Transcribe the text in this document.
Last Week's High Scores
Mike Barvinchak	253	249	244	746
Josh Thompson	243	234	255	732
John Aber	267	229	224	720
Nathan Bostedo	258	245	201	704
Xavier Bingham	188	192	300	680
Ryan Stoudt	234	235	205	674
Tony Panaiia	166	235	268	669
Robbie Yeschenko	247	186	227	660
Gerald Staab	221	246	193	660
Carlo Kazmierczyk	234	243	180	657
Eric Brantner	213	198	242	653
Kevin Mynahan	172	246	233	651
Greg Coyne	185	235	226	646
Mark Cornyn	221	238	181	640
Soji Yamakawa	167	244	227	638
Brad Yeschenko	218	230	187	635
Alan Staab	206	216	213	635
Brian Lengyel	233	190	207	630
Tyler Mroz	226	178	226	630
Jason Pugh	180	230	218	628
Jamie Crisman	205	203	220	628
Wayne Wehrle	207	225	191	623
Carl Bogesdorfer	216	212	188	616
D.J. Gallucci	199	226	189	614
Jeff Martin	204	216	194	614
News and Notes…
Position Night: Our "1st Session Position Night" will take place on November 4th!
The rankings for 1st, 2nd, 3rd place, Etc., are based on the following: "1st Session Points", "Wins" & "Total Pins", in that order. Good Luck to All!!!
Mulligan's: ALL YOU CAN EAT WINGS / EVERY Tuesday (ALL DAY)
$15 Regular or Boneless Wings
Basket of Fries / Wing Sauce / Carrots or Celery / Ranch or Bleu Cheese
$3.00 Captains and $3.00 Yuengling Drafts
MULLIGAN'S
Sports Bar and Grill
====
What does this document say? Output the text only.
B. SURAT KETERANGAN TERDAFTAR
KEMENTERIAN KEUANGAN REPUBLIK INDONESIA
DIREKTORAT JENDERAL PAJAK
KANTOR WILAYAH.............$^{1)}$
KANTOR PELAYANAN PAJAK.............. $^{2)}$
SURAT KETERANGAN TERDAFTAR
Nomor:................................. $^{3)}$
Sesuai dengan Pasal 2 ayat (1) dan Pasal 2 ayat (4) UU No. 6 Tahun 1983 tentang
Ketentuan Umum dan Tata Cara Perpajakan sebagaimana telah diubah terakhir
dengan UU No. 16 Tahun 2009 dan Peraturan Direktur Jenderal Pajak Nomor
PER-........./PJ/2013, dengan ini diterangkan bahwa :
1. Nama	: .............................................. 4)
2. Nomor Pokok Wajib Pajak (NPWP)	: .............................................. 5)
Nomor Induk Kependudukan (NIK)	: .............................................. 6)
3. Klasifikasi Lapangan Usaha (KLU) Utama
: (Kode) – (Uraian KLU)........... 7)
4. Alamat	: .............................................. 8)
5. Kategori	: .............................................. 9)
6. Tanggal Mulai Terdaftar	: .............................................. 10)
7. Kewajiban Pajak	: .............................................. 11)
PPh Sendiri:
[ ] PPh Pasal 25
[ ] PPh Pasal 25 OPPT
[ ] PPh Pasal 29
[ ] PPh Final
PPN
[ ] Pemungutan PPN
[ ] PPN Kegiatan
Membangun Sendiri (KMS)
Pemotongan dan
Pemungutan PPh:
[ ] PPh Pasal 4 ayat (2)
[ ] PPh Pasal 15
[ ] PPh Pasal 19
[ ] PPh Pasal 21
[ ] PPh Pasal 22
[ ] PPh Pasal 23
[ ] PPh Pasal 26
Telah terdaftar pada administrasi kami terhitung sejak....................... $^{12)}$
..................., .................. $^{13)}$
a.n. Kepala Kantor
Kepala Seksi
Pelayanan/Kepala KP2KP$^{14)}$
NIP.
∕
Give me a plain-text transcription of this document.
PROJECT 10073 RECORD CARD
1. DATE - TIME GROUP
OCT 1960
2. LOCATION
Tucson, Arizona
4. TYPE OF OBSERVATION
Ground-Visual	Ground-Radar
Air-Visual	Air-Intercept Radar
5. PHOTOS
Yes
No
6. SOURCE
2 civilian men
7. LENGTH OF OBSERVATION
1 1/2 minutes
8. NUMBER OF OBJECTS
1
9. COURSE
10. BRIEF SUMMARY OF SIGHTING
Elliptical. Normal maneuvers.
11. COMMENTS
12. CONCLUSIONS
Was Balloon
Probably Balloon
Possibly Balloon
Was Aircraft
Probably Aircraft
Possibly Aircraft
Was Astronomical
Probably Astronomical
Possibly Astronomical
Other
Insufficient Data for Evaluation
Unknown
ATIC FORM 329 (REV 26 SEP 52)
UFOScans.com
====
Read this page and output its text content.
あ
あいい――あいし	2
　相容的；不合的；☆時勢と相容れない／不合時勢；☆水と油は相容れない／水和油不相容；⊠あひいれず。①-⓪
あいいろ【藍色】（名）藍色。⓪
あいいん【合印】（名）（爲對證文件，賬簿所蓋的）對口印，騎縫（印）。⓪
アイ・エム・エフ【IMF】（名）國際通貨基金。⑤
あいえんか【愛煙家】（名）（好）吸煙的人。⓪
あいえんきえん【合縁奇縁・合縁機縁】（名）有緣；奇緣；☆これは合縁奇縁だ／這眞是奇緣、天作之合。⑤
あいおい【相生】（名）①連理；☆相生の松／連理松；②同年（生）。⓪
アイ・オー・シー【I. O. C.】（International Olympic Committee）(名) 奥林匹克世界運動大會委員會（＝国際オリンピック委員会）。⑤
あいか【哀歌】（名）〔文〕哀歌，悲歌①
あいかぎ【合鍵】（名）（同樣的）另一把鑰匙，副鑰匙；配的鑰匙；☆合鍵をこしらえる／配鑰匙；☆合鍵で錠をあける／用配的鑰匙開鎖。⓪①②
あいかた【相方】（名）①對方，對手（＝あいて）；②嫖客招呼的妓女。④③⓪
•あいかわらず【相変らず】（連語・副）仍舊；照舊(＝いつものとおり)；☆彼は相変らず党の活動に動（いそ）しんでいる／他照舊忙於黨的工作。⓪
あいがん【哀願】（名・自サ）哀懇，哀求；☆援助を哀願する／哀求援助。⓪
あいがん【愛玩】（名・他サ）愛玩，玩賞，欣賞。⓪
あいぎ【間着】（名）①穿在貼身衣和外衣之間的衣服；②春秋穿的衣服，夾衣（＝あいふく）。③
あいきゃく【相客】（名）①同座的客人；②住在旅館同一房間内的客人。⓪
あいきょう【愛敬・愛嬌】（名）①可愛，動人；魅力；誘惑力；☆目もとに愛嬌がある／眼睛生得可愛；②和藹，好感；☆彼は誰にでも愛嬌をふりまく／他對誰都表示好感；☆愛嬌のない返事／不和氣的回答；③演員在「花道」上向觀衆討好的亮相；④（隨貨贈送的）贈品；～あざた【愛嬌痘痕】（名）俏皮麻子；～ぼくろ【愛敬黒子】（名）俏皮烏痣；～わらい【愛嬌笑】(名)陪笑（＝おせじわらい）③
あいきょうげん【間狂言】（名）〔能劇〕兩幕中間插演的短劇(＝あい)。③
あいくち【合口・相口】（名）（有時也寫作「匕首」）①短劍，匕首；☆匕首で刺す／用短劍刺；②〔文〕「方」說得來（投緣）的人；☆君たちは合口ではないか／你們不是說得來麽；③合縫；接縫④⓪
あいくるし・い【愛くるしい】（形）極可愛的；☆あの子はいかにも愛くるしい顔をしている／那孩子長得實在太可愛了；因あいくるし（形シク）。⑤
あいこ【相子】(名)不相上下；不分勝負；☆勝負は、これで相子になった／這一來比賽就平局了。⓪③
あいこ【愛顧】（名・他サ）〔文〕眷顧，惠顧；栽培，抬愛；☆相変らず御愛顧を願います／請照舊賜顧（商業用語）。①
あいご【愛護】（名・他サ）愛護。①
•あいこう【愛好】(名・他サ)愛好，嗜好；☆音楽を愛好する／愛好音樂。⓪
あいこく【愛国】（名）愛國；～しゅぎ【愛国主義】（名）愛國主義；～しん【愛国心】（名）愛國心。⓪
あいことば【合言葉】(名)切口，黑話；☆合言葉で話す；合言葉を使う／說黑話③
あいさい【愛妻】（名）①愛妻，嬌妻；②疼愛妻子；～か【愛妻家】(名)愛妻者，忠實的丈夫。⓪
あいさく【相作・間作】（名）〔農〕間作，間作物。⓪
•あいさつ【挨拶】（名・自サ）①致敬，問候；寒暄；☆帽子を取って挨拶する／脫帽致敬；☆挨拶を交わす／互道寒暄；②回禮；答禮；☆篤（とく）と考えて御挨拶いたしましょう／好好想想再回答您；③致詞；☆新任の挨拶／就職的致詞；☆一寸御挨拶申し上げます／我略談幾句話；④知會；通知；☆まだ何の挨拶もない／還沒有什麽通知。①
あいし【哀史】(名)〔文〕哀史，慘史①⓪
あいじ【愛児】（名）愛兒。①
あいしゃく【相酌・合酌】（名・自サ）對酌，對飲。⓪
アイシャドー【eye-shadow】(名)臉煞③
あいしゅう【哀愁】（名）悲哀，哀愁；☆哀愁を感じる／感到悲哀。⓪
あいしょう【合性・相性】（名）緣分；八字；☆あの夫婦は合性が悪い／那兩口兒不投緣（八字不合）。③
====
What this task involves ::
How many lines in these entries hold the string "Probably"? Answer with the number alone.

Problem solution ::
3